▸ **What the exercise asks**:
Collect every line of the records below that contains the word "structured".

(Stored data)
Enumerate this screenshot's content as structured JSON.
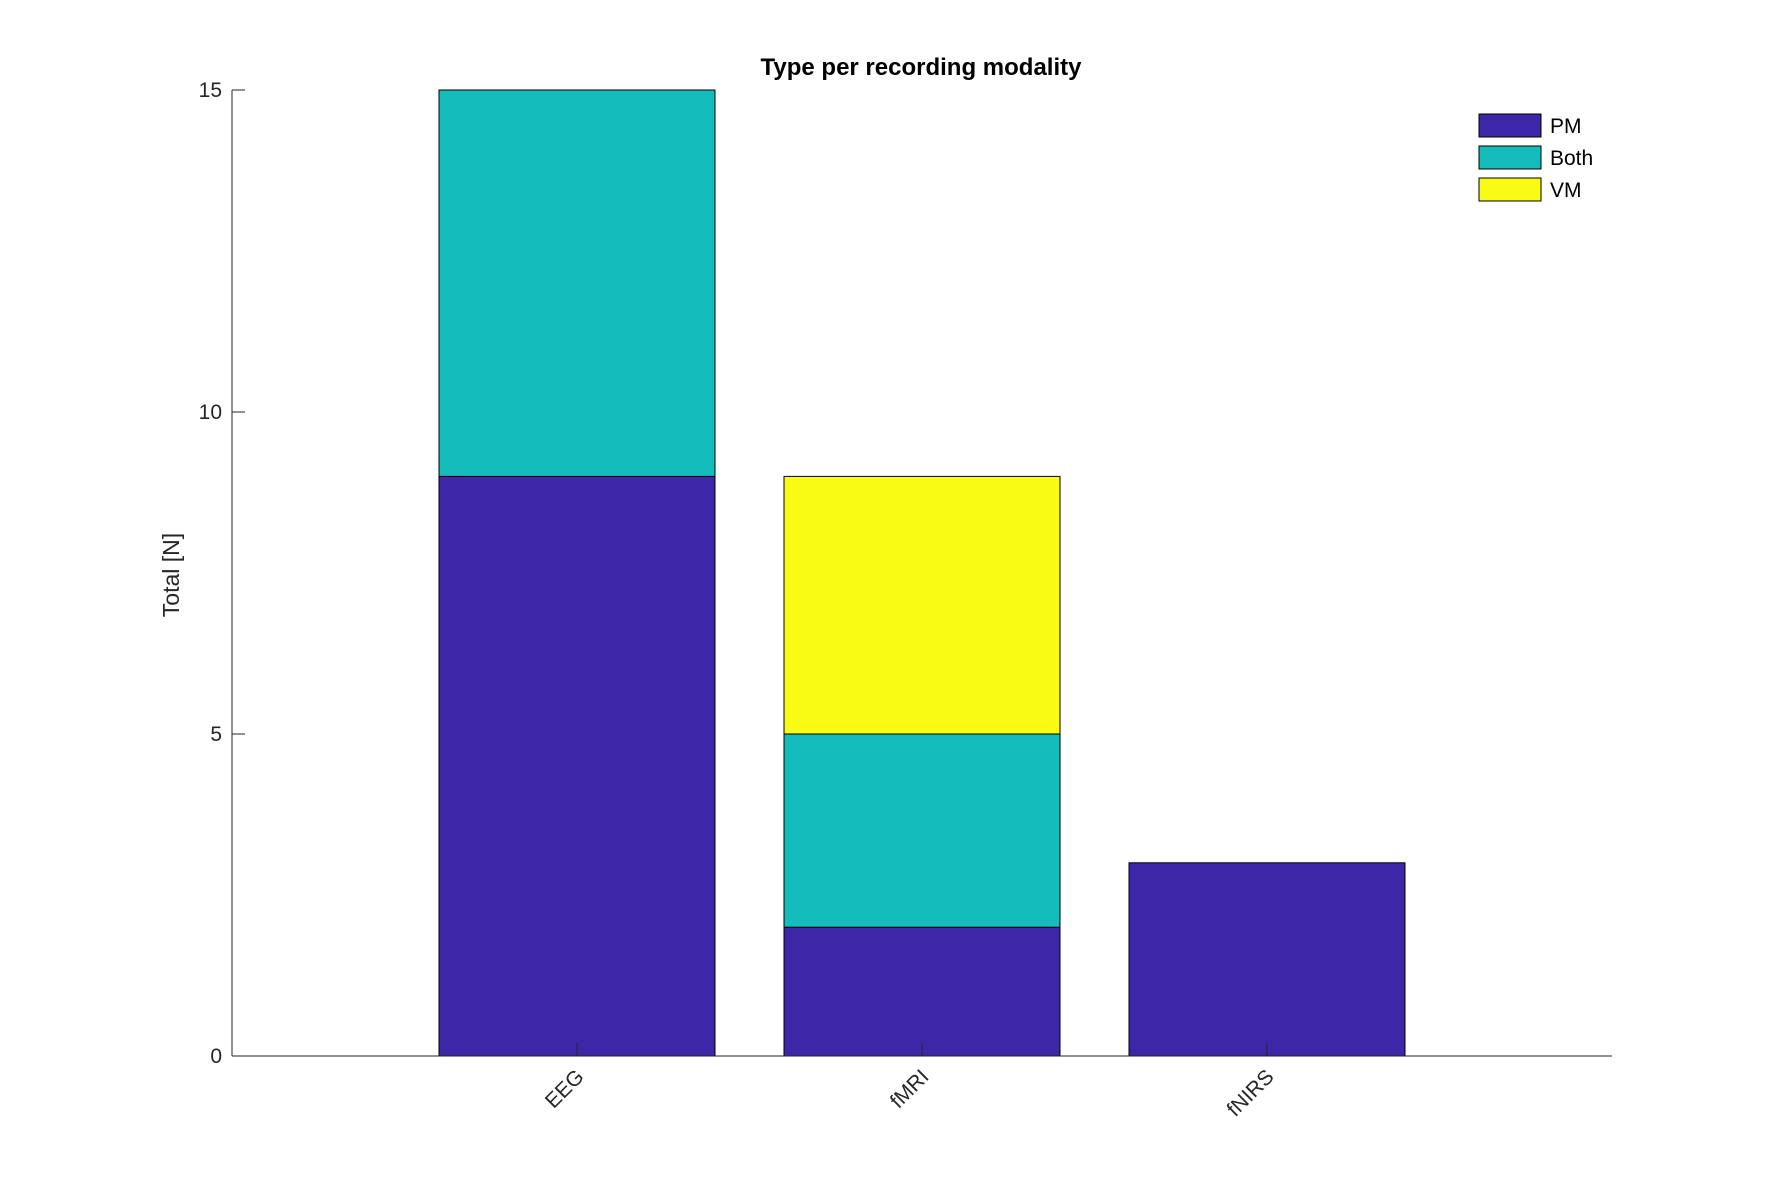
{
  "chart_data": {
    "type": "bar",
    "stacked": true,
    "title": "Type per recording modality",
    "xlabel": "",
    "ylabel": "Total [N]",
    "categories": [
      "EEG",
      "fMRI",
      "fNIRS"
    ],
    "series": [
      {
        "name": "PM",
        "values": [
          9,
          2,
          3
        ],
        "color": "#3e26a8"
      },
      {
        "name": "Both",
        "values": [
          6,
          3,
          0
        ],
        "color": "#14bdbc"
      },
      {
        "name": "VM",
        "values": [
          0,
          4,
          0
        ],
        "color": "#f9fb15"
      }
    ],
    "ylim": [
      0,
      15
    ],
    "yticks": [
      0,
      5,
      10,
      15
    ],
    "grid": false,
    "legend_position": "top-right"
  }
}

==

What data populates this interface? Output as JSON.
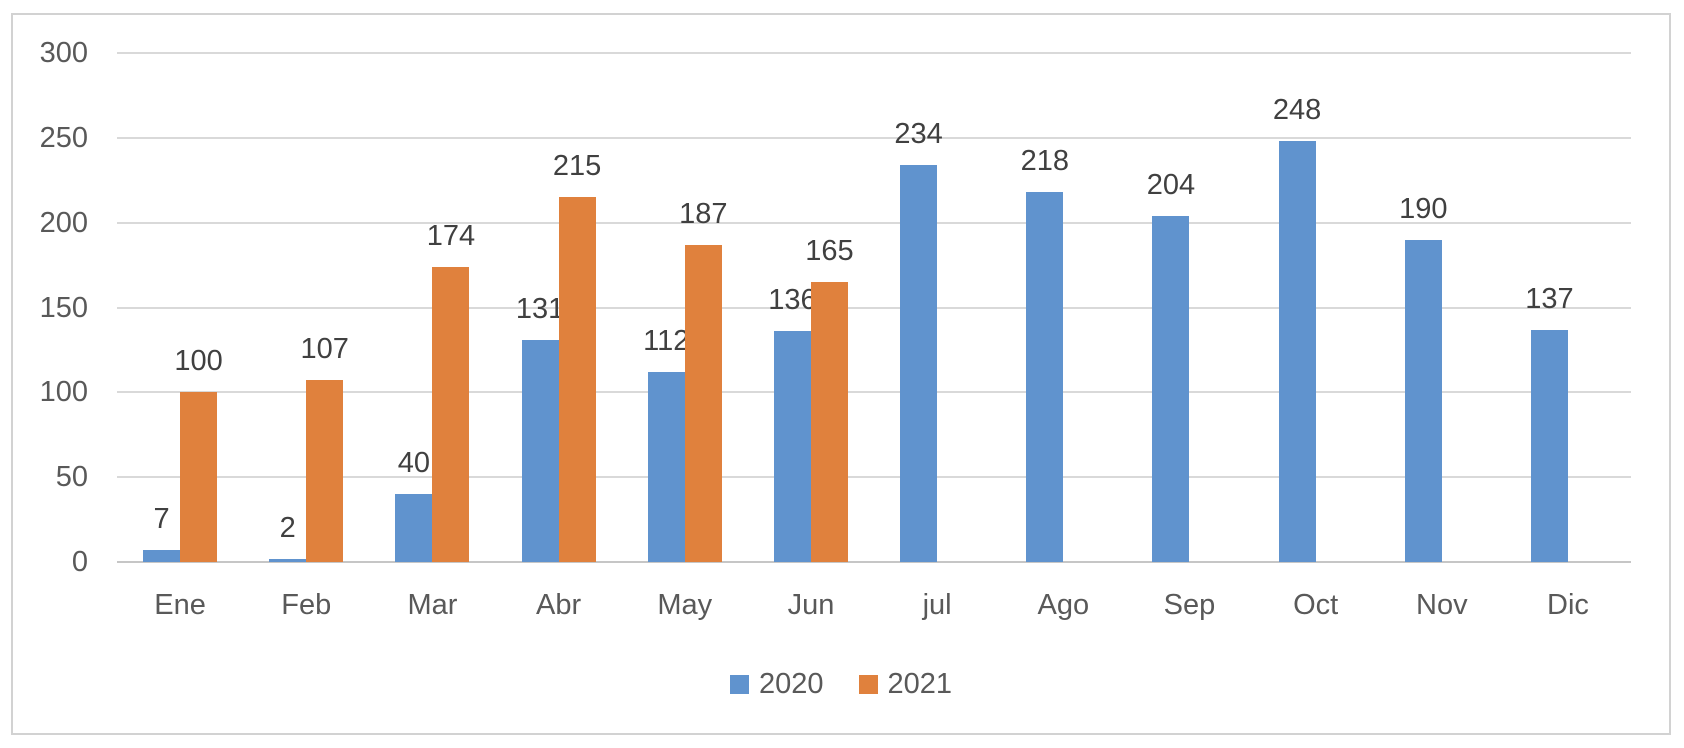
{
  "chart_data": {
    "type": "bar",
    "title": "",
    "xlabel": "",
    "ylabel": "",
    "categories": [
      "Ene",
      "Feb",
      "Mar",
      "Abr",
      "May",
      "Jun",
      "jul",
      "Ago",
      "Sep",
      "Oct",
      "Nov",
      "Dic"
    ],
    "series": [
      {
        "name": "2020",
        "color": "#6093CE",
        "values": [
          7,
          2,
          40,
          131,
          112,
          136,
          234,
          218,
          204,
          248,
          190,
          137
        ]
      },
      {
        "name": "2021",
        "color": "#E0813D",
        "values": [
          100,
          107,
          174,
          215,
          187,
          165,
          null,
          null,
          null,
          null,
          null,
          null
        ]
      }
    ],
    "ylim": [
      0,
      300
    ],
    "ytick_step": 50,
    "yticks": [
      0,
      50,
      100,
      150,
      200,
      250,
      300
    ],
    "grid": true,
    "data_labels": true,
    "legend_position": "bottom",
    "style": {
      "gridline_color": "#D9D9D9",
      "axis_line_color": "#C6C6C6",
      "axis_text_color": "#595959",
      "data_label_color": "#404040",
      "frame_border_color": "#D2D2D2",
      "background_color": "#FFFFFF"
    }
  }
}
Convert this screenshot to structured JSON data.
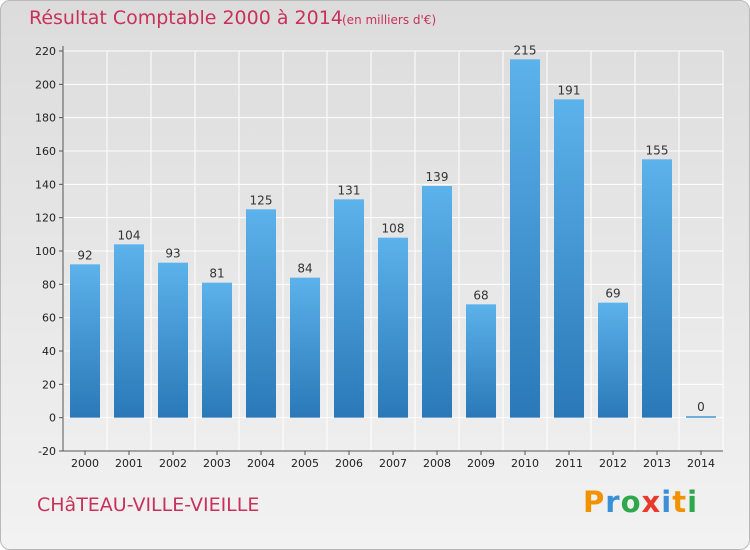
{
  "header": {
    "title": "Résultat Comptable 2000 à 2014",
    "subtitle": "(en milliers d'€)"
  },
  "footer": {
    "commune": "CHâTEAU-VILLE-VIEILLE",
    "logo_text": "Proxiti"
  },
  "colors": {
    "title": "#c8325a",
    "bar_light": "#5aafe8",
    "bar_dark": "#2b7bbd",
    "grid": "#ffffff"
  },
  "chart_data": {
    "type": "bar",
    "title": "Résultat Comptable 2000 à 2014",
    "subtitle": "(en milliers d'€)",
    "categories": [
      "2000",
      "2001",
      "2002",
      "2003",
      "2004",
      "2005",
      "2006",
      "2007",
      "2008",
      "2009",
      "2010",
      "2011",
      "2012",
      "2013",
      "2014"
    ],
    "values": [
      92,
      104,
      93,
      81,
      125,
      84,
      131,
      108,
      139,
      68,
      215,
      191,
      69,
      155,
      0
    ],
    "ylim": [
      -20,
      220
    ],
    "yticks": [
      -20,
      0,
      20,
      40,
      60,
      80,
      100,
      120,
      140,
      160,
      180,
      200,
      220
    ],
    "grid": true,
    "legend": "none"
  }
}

▸ **Finished answer**:
Enumerate this screenshot's content as structured JSON.
Convert this screenshot to structured JSON data.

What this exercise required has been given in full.